▶ _WHAT TO DO_
Output every line from the start of the entries through the line containing "clear-queue-button[interactable]: Clear Queue", inclusive, as a JSON list of strings with one string per line. Leave out blank lines.

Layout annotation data
========

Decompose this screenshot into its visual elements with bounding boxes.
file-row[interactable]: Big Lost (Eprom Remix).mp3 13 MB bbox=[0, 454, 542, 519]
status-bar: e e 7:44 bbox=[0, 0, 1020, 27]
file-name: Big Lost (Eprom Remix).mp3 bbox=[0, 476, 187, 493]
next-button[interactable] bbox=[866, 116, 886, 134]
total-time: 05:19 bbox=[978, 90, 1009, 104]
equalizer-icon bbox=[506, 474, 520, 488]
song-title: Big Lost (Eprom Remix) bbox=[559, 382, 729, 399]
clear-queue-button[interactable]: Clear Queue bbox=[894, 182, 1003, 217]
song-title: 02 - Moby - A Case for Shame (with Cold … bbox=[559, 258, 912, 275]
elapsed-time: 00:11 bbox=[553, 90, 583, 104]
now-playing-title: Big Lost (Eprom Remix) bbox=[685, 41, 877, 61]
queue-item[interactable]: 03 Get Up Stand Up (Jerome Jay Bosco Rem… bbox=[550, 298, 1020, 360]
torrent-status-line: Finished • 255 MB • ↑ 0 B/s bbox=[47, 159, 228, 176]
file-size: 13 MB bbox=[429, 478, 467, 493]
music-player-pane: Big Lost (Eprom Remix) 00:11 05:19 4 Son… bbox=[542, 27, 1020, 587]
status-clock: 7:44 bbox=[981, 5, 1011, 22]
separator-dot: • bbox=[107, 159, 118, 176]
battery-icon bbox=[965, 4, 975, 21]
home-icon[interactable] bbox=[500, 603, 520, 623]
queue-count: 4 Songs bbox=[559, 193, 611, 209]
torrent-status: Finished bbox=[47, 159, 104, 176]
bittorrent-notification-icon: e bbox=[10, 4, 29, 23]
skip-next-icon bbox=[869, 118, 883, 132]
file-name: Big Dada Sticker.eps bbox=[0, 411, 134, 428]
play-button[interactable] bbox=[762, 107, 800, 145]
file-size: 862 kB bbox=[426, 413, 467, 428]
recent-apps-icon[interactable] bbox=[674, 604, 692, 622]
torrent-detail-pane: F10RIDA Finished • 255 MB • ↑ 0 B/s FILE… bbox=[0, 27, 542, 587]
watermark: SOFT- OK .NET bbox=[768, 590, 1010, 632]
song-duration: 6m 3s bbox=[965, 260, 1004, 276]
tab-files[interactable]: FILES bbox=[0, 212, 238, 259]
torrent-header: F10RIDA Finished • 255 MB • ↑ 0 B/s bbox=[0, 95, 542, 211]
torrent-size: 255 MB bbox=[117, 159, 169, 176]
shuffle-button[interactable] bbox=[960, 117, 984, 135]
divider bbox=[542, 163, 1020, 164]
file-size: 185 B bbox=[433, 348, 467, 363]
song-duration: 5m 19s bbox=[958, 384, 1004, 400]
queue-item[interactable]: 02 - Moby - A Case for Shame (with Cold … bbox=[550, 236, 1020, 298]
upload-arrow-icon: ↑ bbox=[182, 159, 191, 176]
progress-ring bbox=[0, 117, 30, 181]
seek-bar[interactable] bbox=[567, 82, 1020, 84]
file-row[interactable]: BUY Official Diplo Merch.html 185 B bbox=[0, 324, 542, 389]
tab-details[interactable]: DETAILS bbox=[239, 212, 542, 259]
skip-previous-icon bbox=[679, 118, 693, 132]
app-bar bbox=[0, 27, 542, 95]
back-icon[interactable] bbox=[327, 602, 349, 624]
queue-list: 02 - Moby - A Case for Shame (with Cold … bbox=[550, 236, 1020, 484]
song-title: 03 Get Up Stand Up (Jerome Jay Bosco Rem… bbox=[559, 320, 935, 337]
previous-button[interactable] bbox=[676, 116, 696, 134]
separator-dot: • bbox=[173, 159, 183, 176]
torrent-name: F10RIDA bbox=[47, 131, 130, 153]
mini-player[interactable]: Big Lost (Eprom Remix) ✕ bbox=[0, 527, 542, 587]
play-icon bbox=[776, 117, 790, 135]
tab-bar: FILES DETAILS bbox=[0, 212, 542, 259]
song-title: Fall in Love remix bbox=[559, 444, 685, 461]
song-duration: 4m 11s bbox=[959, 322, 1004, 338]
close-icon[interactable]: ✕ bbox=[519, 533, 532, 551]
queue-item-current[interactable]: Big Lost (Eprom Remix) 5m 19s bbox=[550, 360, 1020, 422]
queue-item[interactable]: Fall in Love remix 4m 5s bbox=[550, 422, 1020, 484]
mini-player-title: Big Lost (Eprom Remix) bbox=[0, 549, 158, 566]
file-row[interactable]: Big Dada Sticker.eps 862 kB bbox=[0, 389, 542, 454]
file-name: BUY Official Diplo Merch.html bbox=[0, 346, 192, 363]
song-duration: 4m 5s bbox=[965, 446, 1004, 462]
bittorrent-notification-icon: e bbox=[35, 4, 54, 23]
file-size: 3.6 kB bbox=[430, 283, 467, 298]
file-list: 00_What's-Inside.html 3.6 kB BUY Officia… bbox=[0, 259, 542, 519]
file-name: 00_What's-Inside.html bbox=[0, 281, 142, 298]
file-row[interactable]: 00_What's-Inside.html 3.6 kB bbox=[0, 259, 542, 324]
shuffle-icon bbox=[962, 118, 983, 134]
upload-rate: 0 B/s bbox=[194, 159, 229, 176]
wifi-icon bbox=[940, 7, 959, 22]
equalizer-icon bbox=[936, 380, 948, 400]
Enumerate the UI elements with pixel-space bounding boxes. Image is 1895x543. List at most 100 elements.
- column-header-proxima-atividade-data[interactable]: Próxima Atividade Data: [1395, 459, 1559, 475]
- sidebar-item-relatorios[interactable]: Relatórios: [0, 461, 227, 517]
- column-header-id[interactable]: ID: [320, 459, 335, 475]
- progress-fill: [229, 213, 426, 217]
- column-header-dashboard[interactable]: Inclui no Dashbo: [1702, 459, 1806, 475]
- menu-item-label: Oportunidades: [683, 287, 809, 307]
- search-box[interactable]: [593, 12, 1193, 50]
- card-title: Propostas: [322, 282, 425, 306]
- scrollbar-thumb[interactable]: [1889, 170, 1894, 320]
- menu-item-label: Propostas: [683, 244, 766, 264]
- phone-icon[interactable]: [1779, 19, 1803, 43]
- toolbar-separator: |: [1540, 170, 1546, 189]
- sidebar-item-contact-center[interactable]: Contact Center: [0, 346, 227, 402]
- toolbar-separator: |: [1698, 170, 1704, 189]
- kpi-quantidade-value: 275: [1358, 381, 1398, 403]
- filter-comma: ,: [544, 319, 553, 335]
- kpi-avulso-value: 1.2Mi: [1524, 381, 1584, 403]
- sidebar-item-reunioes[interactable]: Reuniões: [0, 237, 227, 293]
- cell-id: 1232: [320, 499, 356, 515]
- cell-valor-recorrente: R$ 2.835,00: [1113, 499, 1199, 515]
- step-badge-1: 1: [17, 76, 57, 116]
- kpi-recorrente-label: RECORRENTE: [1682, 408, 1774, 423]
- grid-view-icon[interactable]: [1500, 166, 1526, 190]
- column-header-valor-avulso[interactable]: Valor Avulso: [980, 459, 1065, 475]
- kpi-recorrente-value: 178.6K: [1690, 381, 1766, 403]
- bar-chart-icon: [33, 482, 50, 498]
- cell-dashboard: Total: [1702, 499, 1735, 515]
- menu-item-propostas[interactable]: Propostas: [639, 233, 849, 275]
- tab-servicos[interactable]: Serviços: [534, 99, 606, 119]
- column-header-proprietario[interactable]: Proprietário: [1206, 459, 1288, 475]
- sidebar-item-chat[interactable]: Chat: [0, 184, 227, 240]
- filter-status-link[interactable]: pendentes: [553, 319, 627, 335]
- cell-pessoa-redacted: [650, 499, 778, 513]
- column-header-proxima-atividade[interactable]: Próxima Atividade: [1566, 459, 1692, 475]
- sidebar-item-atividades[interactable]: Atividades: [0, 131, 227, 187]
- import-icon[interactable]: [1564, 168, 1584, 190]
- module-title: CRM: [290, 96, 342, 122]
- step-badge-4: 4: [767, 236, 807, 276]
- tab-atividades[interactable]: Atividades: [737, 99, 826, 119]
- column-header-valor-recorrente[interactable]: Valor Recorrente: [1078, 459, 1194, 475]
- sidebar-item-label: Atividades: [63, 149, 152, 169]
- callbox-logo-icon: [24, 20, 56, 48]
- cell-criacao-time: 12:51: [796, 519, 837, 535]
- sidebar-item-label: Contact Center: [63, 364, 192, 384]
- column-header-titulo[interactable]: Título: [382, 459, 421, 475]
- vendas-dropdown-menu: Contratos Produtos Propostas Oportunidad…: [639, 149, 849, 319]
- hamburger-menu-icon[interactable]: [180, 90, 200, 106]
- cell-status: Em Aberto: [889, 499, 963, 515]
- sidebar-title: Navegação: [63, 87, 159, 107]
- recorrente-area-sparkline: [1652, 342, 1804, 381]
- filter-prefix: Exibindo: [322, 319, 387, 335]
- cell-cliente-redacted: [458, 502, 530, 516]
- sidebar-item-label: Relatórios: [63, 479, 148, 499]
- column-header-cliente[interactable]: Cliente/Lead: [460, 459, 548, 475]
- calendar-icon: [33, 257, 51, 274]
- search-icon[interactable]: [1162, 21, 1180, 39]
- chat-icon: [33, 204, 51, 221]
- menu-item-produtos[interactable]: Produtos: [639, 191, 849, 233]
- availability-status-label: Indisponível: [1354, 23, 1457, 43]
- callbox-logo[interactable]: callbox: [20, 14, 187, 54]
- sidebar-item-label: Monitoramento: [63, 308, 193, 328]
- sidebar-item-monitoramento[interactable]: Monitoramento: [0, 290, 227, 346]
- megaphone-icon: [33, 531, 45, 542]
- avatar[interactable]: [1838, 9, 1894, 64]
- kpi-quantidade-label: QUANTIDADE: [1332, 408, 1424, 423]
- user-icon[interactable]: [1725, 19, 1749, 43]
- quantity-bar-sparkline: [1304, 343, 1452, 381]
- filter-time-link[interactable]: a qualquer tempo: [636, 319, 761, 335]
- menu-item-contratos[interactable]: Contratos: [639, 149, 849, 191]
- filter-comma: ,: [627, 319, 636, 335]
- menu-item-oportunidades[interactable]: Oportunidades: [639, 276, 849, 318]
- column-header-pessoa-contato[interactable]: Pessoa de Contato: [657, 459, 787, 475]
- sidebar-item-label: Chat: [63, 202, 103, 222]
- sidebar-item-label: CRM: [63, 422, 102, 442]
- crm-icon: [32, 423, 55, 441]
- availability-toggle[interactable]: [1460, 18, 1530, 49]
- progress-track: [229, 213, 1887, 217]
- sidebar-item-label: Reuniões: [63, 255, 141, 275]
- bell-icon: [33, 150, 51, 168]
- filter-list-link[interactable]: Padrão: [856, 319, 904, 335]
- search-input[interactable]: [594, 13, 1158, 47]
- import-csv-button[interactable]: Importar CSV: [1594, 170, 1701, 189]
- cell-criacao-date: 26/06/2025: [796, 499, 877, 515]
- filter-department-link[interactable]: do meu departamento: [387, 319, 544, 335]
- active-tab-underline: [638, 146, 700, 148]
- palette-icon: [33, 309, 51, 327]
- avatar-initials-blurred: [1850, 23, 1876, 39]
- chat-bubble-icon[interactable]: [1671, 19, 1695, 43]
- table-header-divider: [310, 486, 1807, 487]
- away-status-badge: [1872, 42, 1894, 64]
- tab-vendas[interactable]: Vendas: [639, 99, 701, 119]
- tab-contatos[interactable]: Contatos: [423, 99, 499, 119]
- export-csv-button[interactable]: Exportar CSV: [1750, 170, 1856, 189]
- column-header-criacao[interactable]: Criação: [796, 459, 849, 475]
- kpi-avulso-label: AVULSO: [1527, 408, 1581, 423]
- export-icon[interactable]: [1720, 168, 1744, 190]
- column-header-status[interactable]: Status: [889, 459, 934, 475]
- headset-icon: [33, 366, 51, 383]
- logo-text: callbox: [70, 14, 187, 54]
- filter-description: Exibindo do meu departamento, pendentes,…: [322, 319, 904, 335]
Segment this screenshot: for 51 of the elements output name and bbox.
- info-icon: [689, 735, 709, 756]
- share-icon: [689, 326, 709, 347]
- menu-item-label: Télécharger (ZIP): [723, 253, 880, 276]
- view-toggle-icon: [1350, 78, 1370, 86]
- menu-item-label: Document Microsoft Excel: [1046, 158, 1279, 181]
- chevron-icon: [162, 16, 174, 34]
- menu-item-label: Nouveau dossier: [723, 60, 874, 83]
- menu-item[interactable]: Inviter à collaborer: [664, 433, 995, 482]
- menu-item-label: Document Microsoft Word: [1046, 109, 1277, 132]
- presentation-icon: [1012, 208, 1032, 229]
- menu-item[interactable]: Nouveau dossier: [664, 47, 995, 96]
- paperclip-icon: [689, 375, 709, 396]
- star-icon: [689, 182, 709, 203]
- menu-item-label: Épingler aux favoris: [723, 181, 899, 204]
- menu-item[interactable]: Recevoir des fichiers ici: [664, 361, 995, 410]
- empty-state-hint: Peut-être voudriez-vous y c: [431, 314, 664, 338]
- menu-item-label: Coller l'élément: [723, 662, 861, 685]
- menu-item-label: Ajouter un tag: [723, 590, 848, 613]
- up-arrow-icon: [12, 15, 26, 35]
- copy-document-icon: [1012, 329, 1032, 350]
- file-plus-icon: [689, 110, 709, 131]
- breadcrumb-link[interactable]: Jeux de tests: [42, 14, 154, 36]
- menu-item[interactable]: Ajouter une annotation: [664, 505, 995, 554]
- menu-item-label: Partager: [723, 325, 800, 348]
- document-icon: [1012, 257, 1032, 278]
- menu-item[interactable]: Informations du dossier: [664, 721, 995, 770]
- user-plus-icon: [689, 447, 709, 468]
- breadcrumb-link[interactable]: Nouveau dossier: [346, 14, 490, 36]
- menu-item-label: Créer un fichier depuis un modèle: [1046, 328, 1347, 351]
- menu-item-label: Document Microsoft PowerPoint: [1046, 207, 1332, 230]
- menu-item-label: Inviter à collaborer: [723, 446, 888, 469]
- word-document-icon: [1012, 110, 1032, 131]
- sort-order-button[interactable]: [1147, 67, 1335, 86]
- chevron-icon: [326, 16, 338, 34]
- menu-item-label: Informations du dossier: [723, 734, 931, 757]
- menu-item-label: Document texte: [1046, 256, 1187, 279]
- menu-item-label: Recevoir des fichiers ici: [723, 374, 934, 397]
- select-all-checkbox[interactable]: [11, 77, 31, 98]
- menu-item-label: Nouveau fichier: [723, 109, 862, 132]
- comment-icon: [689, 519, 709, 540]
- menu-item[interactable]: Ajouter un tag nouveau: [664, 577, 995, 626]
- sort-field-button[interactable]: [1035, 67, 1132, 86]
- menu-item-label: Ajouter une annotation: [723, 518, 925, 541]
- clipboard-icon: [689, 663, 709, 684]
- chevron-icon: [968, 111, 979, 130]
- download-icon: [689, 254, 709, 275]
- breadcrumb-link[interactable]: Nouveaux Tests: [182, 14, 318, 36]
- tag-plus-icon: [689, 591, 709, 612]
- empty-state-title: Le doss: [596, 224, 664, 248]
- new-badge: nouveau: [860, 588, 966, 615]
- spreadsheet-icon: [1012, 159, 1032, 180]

========

▶ _SOLUTION TO THIS TASK_
[
  "Decompose this screenshot into its visual elements with bounding boxes.",
  "file-row[interactable]: Big Lost (Eprom Remix).mp3 13 MB bbox=[0, 454, 542, 519]",
  "status-bar: e e 7:44 bbox=[0, 0, 1020, 27]",
  "file-name: Big Lost (Eprom Remix).mp3 bbox=[0, 476, 187, 493]",
  "next-button[interactable] bbox=[866, 116, 886, 134]",
  "total-time: 05:19 bbox=[978, 90, 1009, 104]",
  "equalizer-icon bbox=[506, 474, 520, 488]",
  "song-title: Big Lost (Eprom Remix) bbox=[559, 382, 729, 399]",
  "clear-queue-button[interactable]: Clear Queue bbox=[894, 182, 1003, 217]"
]